___ Given information

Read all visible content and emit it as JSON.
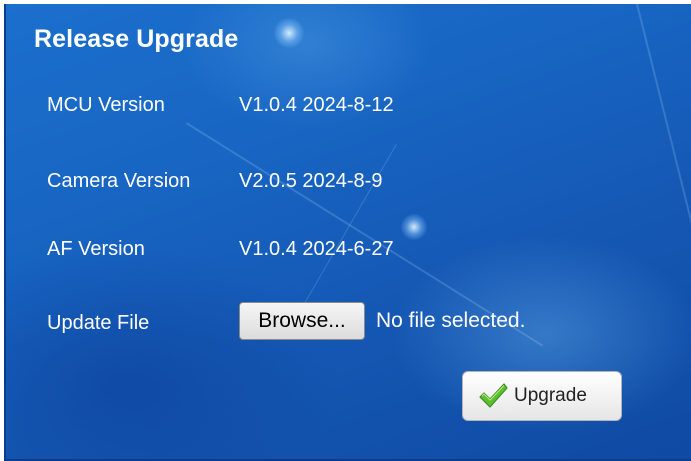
{
  "panel": {
    "title": "Release Upgrade"
  },
  "rows": [
    {
      "label": "MCU Version",
      "value": "V1.0.4 2024-8-12"
    },
    {
      "label": "Camera Version",
      "value": "V2.0.5 2024-8-9"
    },
    {
      "label": "AF Version",
      "value": "V1.0.4 2024-6-27"
    }
  ],
  "update_file": {
    "label": "Update File",
    "browse_label": "Browse...",
    "status": "No file selected."
  },
  "upgrade": {
    "label": "Upgrade",
    "icon": "checkmark-icon"
  },
  "colors": {
    "background": "#1866c4",
    "text": "#ffffff",
    "checkmark": "#4caf2a"
  }
}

______

What the task asks:
Send back the data above word for word, with the pictures left out.

Task output:
Read all visible content and emit it as JSON.
{
  "panel": {
    "title": "Release Upgrade"
  },
  "rows": [
    {
      "label": "MCU Version",
      "value": "V1.0.4 2024-8-12"
    },
    {
      "label": "Camera Version",
      "value": "V2.0.5 2024-8-9"
    },
    {
      "label": "AF Version",
      "value": "V1.0.4 2024-6-27"
    }
  ],
  "update_file": {
    "label": "Update File",
    "browse_label": "Browse...",
    "status": "No file selected."
  },
  "upgrade": {
    "label": "Upgrade",
    "icon": "checkmark-icon"
  },
  "colors": {
    "background": "#1866c4",
    "text": "#ffffff",
    "checkmark": "#4caf2a"
  }
}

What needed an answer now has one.